**Problem to work on:** In the table on estimating static modulus of elasticity, what R^2 value does white spruce show for time of flight modulus of elasticity with matched-rings?

**Supplied text:**
====

Figure 3. Predicted modulus of elasticity (MOE) from non-destructive testing (NDT) techniques, SilviScan, time of flight (TOF), and stress wave speed (SWS) versus observed static MOE for matched-rings of lodgepole pine (a), matched-rings of white spruce (b), disc mean of lodgepole pine (c), and disc mean of white spruce (d); the grey line is the 1:1 regression line and standard errors are represented by the grey zones

Table 3. Parameters and statistics from regression models estimating static modulus of elasticity from time of flight modulus of elasticity (MOE_TOF), SilviScan modulus of elasticity (MOE_SS) and stress wave speed (SWS).

Species/modality	Mean disc			Matched-rings
	Intercept	Slope	R^2%	Intercept	Slope	R^2%
Lodgepole pine
SWS	−26.80	0.010	89	−27.57	0.011	72
MOETOF	1.81	1.363	81	0.97	1.482	71
MOEss	0.31	0.715	47	4.75	0.459	67
White spruce
SWS	−13.61	0.006	61	−15.58	0.006	55
MOETOF	1.37	1.253	88	0.04	1.478	82
MOEss	2.34	0.515	62	0.89	0.604	75

Note: All parameter estimates were significant at p ≤ 0.01. SWS, stress wave speed; MOE_TOF, time of flight modulus of elasticity; MOEss, SilviScan modulus of elasticity.

====

**Extracted data:**
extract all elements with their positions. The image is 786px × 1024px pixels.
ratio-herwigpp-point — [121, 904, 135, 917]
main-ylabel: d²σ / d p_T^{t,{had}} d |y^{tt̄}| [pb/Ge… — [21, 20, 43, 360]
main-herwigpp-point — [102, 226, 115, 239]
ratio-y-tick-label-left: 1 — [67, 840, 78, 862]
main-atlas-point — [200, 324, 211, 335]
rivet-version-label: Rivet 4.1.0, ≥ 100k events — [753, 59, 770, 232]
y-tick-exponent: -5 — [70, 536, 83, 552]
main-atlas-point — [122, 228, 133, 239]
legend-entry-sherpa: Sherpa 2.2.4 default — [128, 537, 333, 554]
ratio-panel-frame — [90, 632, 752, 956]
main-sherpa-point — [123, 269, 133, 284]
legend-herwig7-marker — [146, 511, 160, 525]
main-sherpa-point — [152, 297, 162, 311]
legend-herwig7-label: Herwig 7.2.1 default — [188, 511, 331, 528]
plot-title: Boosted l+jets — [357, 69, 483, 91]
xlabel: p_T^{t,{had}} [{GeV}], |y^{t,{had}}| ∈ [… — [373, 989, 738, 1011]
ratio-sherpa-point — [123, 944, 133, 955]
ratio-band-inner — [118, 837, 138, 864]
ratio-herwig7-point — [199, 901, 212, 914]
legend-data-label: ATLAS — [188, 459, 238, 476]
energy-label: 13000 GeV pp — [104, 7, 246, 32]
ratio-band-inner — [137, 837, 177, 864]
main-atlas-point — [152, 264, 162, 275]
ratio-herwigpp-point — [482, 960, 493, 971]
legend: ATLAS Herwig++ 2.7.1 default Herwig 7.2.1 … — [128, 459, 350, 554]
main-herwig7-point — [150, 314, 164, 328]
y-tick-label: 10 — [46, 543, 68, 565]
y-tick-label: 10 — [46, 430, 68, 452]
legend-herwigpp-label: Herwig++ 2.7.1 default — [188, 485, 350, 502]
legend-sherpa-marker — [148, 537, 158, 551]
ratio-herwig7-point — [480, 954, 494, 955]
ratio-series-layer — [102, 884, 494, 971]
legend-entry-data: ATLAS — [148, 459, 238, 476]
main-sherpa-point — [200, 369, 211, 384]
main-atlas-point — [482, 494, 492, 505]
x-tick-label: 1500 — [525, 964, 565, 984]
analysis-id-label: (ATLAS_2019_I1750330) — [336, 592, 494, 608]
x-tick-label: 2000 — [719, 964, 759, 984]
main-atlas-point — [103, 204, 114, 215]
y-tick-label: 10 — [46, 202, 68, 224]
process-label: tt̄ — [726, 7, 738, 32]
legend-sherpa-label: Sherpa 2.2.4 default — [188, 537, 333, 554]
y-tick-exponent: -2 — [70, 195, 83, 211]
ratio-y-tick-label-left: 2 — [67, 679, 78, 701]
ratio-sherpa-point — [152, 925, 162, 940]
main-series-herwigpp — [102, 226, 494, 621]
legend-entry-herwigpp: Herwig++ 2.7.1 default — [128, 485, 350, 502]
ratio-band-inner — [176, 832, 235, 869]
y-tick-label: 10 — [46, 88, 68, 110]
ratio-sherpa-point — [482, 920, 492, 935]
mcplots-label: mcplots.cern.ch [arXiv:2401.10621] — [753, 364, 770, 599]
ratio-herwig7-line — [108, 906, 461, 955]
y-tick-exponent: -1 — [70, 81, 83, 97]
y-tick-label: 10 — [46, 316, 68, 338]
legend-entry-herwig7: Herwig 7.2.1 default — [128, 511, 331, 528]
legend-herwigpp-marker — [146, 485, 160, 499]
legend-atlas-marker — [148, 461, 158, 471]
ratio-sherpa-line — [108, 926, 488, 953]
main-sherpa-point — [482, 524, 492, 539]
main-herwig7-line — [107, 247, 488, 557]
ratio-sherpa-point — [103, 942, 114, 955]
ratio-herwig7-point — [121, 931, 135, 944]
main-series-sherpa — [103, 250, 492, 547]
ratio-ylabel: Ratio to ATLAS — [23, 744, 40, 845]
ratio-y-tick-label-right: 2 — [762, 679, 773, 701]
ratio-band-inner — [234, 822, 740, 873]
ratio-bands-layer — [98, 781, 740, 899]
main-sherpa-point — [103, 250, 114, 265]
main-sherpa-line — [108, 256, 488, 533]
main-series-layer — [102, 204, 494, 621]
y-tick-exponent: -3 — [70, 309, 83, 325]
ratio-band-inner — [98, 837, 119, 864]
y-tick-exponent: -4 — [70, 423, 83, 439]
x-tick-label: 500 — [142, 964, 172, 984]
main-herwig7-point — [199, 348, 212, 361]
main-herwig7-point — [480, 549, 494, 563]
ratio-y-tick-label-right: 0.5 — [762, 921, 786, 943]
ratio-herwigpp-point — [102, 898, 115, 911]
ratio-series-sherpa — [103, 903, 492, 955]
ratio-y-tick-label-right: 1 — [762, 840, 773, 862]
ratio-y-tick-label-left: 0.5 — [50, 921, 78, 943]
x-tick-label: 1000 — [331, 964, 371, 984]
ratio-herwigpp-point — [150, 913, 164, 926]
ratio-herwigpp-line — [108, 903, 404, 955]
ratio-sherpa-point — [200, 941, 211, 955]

====

**Reply:** 82%